# OBJECTIVE
Report each line of the data that has "joylashgan" somewhere in it.

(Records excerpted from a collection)
↓
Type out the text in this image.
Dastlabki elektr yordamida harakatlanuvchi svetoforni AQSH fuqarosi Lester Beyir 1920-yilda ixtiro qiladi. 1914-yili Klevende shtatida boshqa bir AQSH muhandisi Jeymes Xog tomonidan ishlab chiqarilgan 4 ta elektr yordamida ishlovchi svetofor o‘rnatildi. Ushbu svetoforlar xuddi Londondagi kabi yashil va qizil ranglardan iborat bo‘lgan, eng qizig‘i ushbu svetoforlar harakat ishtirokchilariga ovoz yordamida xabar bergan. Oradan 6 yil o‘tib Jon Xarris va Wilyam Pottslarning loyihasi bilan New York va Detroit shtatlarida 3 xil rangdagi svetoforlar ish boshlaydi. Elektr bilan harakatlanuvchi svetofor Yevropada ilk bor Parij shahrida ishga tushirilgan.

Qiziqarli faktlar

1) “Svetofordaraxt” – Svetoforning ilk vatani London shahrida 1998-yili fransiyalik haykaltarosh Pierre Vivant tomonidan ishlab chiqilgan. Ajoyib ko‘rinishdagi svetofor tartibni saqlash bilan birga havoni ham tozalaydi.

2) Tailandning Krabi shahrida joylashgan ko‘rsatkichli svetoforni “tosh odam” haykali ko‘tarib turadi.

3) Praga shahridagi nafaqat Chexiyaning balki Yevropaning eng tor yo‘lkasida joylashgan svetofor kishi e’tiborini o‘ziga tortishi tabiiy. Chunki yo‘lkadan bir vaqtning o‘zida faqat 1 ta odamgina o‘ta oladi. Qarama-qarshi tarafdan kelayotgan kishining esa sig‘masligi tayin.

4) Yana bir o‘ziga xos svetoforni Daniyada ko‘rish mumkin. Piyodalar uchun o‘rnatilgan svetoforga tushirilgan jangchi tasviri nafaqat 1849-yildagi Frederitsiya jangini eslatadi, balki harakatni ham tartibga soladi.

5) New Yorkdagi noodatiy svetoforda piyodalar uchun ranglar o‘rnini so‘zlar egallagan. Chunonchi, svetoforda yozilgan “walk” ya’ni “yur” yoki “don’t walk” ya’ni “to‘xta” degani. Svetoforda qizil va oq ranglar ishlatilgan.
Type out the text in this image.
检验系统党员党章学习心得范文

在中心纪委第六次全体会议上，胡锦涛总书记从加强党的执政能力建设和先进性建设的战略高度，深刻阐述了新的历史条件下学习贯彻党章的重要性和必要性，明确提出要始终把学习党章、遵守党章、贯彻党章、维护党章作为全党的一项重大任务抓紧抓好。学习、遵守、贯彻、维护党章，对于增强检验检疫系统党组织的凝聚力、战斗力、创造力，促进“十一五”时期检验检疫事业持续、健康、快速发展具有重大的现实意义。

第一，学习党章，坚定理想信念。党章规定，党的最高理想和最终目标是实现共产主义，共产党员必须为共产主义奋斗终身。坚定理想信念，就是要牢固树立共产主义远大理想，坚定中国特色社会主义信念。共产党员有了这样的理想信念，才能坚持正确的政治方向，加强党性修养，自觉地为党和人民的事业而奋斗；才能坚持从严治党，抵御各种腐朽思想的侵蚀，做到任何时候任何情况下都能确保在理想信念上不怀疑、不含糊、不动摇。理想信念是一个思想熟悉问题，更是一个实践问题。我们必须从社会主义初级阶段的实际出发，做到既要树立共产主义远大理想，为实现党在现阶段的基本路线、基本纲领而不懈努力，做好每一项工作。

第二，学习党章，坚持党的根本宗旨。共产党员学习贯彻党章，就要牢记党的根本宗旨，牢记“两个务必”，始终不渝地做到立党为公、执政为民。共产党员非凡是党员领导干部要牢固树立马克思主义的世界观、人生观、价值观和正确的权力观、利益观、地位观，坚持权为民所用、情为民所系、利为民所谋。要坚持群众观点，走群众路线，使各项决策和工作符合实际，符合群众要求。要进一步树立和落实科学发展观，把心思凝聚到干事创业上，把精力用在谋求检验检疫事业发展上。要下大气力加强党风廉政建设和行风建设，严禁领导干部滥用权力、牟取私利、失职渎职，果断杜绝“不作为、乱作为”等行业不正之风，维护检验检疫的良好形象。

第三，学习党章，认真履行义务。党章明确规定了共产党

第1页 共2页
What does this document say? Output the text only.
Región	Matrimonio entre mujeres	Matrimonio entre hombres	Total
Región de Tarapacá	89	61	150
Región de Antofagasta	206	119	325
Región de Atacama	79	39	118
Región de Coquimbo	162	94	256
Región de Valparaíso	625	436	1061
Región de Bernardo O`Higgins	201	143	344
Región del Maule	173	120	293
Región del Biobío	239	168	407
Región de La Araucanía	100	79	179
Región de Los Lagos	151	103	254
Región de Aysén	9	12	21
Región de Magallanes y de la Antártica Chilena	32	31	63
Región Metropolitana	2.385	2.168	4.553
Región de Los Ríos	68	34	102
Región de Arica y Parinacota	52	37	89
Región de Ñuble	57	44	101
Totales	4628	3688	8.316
↑
# RESULT OF THIS EXERCISE
2) Tailandning Krabi shahrida joylashgan ko‘rsatkichli svetoforni “tosh odam” haykali ko‘tarib turadi.
3) Praga shahridagi nafaqat Chexiyaning balki Yevropaning eng tor yo‘lkasida joylashgan svetofor kishi e’tiborini o‘ziga tortishi tabiiy. Chunki yo‘lkadan bir vaqtning o‘zida faqat 1 ta odamgina o‘ta oladi. Qarama-qarshi tarafdan kelayotgan kishining esa sig‘masligi tayin.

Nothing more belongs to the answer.